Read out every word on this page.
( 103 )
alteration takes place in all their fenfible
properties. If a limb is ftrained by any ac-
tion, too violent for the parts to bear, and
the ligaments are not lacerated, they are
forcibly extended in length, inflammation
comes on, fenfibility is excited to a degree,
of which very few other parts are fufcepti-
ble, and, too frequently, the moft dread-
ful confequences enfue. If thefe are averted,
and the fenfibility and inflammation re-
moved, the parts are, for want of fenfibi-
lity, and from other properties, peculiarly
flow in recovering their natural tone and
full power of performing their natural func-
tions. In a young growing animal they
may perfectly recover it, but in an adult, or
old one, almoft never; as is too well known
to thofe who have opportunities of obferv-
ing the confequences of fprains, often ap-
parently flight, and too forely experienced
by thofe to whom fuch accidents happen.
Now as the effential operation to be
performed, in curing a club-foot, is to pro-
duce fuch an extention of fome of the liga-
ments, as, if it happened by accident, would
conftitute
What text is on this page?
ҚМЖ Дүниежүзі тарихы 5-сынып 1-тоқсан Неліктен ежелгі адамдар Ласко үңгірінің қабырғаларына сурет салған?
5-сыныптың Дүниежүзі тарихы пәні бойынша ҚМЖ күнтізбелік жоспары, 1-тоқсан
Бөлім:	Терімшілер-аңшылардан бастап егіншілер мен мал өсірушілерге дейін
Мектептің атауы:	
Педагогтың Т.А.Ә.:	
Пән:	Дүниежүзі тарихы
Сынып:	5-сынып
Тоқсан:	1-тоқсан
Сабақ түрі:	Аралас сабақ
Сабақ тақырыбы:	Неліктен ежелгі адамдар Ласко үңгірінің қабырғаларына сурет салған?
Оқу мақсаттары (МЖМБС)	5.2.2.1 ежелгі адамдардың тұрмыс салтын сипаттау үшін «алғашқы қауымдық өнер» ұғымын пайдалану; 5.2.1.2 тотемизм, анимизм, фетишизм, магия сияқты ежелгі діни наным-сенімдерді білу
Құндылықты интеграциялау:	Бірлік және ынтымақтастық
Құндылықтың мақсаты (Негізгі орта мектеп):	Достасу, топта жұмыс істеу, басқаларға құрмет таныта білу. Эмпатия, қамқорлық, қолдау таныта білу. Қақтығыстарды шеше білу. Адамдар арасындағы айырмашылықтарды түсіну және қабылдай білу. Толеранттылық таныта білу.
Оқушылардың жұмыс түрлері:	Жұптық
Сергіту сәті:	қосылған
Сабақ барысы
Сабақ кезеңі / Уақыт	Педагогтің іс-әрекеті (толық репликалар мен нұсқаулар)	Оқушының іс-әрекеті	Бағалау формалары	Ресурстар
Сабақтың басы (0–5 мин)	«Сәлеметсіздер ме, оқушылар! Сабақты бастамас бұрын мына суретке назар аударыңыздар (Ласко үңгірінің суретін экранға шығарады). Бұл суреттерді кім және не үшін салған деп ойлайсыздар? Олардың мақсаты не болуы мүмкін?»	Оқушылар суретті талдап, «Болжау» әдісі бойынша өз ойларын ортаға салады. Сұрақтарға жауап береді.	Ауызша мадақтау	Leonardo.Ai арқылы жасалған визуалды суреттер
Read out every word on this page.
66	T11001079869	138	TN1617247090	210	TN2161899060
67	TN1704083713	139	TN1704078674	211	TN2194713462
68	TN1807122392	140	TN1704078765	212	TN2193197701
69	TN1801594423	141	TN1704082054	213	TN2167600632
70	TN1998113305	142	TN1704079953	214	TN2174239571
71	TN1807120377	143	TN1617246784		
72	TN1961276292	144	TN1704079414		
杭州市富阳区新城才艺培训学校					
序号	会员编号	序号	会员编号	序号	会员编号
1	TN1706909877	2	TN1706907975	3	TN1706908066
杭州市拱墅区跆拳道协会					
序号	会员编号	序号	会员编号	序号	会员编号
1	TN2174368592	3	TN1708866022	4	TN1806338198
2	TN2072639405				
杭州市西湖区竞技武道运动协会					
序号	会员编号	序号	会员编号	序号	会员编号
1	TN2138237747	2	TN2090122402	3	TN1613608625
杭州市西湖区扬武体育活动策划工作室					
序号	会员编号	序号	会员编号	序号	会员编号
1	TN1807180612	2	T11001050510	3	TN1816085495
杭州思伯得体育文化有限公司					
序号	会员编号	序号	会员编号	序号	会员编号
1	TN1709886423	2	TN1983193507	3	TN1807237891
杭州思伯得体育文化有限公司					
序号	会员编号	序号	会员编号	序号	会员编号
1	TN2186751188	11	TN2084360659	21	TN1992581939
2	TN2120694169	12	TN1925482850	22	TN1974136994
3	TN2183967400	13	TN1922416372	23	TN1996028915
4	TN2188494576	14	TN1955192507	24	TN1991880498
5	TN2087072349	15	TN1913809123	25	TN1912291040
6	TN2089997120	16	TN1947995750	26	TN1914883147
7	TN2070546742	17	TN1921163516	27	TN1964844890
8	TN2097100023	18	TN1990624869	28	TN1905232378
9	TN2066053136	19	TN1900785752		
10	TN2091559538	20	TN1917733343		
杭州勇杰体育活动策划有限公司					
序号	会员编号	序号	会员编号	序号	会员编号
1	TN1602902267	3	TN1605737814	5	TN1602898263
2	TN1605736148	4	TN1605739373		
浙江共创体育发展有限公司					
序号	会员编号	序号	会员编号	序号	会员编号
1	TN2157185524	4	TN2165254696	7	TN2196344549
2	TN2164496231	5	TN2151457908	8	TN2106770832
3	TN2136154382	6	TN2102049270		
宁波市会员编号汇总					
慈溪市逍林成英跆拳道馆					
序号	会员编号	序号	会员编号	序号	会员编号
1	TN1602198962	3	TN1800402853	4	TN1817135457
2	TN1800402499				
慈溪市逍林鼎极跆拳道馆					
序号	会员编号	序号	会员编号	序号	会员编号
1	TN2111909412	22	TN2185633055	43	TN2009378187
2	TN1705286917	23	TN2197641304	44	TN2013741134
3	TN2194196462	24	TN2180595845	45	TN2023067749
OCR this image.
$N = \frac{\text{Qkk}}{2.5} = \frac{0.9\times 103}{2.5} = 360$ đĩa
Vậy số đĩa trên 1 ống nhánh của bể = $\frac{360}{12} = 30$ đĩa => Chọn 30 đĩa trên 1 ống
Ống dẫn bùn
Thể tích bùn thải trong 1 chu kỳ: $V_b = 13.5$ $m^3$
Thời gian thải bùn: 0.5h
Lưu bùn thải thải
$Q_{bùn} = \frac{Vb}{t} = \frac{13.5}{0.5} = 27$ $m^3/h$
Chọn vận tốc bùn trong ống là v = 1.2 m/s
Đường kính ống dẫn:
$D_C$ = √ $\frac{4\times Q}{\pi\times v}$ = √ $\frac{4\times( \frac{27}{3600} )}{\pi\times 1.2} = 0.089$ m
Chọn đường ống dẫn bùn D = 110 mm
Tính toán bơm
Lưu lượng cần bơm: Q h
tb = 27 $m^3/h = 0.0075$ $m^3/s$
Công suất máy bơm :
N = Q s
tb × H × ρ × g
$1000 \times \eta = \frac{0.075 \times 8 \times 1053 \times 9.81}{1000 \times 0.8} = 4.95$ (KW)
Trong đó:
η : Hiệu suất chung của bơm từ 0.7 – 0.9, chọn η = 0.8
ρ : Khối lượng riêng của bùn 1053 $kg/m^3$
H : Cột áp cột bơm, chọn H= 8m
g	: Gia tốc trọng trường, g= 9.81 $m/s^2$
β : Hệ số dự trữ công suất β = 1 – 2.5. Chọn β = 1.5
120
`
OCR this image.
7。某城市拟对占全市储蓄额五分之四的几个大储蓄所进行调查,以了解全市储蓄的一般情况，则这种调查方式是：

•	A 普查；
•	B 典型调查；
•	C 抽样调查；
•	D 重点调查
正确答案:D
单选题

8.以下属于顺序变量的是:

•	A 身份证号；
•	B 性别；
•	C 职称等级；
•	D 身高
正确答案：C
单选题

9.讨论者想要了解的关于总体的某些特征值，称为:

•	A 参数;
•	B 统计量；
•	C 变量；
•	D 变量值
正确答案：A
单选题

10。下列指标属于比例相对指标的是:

Exercise details: A line counts if it holds the word "thải". How many lines of the entries count? Give the number only.

Final result: 3